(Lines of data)
========================================

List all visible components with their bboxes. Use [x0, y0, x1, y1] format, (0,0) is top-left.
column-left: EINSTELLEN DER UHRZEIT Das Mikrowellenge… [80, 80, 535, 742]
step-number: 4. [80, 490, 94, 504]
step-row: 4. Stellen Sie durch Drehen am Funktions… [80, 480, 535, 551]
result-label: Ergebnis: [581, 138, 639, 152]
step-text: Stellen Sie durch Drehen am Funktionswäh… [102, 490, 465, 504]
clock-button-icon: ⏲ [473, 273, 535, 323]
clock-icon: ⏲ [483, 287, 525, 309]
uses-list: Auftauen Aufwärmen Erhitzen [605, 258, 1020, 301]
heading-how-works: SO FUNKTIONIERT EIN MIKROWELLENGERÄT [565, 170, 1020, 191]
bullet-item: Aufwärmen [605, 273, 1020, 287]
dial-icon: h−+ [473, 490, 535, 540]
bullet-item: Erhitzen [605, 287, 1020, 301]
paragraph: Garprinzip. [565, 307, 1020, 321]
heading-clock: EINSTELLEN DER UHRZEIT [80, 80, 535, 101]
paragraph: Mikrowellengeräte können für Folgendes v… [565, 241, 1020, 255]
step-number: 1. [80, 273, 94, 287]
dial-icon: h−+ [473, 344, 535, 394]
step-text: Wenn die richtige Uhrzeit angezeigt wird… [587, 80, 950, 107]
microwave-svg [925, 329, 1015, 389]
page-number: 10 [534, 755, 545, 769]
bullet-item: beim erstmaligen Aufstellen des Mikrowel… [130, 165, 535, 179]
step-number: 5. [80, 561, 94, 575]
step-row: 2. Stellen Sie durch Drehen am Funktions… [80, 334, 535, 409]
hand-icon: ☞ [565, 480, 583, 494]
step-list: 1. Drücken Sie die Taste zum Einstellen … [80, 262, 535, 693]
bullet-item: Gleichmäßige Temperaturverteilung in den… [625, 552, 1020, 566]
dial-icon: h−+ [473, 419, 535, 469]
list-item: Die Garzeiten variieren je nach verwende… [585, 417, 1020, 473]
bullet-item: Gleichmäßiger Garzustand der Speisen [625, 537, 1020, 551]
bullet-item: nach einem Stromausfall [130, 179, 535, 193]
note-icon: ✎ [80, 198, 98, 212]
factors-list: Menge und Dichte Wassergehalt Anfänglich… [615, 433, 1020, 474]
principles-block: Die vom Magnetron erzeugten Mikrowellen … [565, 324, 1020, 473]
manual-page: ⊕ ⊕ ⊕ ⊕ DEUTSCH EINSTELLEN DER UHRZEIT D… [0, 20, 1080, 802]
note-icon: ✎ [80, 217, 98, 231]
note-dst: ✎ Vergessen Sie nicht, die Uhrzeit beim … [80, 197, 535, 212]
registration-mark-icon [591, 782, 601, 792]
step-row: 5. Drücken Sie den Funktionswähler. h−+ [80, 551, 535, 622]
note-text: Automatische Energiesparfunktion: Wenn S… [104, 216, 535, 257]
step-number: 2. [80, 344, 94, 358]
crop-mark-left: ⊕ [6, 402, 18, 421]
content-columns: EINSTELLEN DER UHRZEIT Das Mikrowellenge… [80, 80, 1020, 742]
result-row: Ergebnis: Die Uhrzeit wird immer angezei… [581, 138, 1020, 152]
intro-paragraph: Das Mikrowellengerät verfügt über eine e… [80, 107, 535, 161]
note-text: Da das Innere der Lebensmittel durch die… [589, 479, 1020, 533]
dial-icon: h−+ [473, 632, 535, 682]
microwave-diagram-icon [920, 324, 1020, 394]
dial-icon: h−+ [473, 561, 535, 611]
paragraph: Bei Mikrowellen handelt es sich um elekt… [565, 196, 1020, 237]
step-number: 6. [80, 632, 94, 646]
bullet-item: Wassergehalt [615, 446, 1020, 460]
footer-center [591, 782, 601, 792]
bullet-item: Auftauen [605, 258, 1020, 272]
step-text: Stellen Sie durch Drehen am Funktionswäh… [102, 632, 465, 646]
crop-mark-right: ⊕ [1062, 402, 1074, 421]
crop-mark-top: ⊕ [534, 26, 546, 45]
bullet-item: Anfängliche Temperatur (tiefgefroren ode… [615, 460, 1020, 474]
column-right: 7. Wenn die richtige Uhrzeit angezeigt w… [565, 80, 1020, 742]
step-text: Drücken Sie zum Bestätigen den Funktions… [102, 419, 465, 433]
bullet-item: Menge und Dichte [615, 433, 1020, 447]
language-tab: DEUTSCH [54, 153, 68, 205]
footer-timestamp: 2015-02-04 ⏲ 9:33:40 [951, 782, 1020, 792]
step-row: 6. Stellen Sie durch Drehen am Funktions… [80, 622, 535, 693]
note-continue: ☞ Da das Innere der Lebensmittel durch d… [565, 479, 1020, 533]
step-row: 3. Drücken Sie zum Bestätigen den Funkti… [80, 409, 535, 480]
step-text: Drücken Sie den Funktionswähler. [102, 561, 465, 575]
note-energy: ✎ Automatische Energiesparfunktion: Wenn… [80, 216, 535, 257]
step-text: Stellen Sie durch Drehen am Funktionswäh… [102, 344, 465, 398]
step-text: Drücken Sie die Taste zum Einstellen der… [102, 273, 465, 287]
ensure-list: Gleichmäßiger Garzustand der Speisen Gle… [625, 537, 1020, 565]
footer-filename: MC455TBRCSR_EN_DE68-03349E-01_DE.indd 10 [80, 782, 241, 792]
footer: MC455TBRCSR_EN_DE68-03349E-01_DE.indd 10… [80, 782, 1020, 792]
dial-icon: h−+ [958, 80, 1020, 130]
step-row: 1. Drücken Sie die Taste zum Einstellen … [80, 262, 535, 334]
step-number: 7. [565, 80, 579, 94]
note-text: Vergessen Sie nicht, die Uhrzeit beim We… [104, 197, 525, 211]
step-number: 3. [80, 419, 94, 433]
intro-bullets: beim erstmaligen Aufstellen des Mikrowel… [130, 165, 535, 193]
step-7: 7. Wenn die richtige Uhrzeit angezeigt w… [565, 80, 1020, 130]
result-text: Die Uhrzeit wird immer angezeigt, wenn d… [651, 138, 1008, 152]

========================================

Problem details: Change each "dial-icon" in the lines above to "knob-icon", and write out all the lines again with nothing else altered.

The answer:
List all visible components with their bboxes. Use [x0, y0, x1, y1] format, (0,0) is top-left.
column-left: EINSTELLEN DER UHRZEIT Das Mikrowellenge… [80, 80, 535, 742]
step-number: 4. [80, 490, 94, 504]
step-row: 4. Stellen Sie durch Drehen am Funktions… [80, 480, 535, 551]
result-label: Ergebnis: [581, 138, 639, 152]
step-text: Stellen Sie durch Drehen am Funktionswäh… [102, 490, 465, 504]
clock-button-icon: ⏲ [473, 273, 535, 323]
clock-icon: ⏲ [483, 287, 525, 309]
uses-list: Auftauen Aufwärmen Erhitzen [605, 258, 1020, 301]
heading-how-works: SO FUNKTIONIERT EIN MIKROWELLENGERÄT [565, 170, 1020, 191]
bullet-item: Aufwärmen [605, 273, 1020, 287]
knob-icon: h−+ [473, 490, 535, 540]
bullet-item: Erhitzen [605, 287, 1020, 301]
paragraph: Garprinzip. [565, 307, 1020, 321]
heading-clock: EINSTELLEN DER UHRZEIT [80, 80, 535, 101]
paragraph: Mikrowellengeräte können für Folgendes v… [565, 241, 1020, 255]
step-number: 1. [80, 273, 94, 287]
knob-icon: h−+ [473, 344, 535, 394]
step-text: Wenn die richtige Uhrzeit angezeigt wird… [587, 80, 950, 107]
microwave-svg [925, 329, 1015, 389]
page-number: 10 [534, 755, 545, 769]
bullet-item: beim erstmaligen Aufstellen des Mikrowel… [130, 165, 535, 179]
step-number: 5. [80, 561, 94, 575]
step-row: 2. Stellen Sie durch Drehen am Funktions… [80, 334, 535, 409]
hand-icon: ☞ [565, 480, 583, 494]
step-list: 1. Drücken Sie die Taste zum Einstellen … [80, 262, 535, 693]
bullet-item: Gleichmäßige Temperaturverteilung in den… [625, 552, 1020, 566]
knob-icon: h−+ [473, 419, 535, 469]
list-item: Die Garzeiten variieren je nach verwende… [585, 417, 1020, 473]
bullet-item: Gleichmäßiger Garzustand der Speisen [625, 537, 1020, 551]
bullet-item: nach einem Stromausfall [130, 179, 535, 193]
note-icon: ✎ [80, 198, 98, 212]
factors-list: Menge und Dichte Wassergehalt Anfänglich… [615, 433, 1020, 474]
principles-block: Die vom Magnetron erzeugten Mikrowellen … [565, 324, 1020, 473]
manual-page: ⊕ ⊕ ⊕ ⊕ DEUTSCH EINSTELLEN DER UHRZEIT D… [0, 20, 1080, 802]
note-icon: ✎ [80, 217, 98, 231]
note-dst: ✎ Vergessen Sie nicht, die Uhrzeit beim … [80, 197, 535, 212]
registration-mark-icon [591, 782, 601, 792]
step-row: 5. Drücken Sie den Funktionswähler. h−+ [80, 551, 535, 622]
note-text: Automatische Energiesparfunktion: Wenn S… [104, 216, 535, 257]
step-number: 2. [80, 344, 94, 358]
crop-mark-left: ⊕ [6, 402, 18, 421]
content-columns: EINSTELLEN DER UHRZEIT Das Mikrowellenge… [80, 80, 1020, 742]
result-row: Ergebnis: Die Uhrzeit wird immer angezei… [581, 138, 1020, 152]
intro-paragraph: Das Mikrowellengerät verfügt über eine e… [80, 107, 535, 161]
note-text: Da das Innere der Lebensmittel durch die… [589, 479, 1020, 533]
knob-icon: h−+ [473, 632, 535, 682]
microwave-diagram-icon [920, 324, 1020, 394]
knob-icon: h−+ [473, 561, 535, 611]
paragraph: Bei Mikrowellen handelt es sich um elekt… [565, 196, 1020, 237]
step-number: 6. [80, 632, 94, 646]
bullet-item: Wassergehalt [615, 446, 1020, 460]
footer-center [591, 782, 601, 792]
bullet-item: Auftauen [605, 258, 1020, 272]
step-text: Stellen Sie durch Drehen am Funktionswäh… [102, 632, 465, 646]
crop-mark-right: ⊕ [1062, 402, 1074, 421]
crop-mark-top: ⊕ [534, 26, 546, 45]
bullet-item: Anfängliche Temperatur (tiefgefroren ode… [615, 460, 1020, 474]
column-right: 7. Wenn die richtige Uhrzeit angezeigt w… [565, 80, 1020, 742]
step-text: Drücken Sie zum Bestätigen den Funktions… [102, 419, 465, 433]
bullet-item: Menge und Dichte [615, 433, 1020, 447]
language-tab: DEUTSCH [54, 153, 68, 205]
footer-timestamp: 2015-02-04 ⏲ 9:33:40 [951, 782, 1020, 792]
step-row: 6. Stellen Sie durch Drehen am Funktions… [80, 622, 535, 693]
note-continue: ☞ Da das Innere der Lebensmittel durch d… [565, 479, 1020, 533]
step-row: 3. Drücken Sie zum Bestätigen den Funkti… [80, 409, 535, 480]
step-text: Drücken Sie den Funktionswähler. [102, 561, 465, 575]
note-energy: ✎ Automatische Energiesparfunktion: Wenn… [80, 216, 535, 257]
step-text: Stellen Sie durch Drehen am Funktionswäh… [102, 344, 465, 398]
step-text: Drücken Sie die Taste zum Einstellen der… [102, 273, 465, 287]
ensure-list: Gleichmäßiger Garzustand der Speisen Gle… [625, 537, 1020, 565]
footer-filename: MC455TBRCSR_EN_DE68-03349E-01_DE.indd 10 [80, 782, 241, 792]
footer: MC455TBRCSR_EN_DE68-03349E-01_DE.indd 10… [80, 782, 1020, 792]
knob-icon: h−+ [958, 80, 1020, 130]
step-row: 1. Drücken Sie die Taste zum Einstellen … [80, 262, 535, 334]
step-number: 7. [565, 80, 579, 94]
note-text: Vergessen Sie nicht, die Uhrzeit beim We… [104, 197, 525, 211]
step-number: 3. [80, 419, 94, 433]
intro-bullets: beim erstmaligen Aufstellen des Mikrowel… [130, 165, 535, 193]
step-7: 7. Wenn die richtige Uhrzeit angezeigt w… [565, 80, 1020, 130]
result-text: Die Uhrzeit wird immer angezeigt, wenn d… [651, 138, 1008, 152]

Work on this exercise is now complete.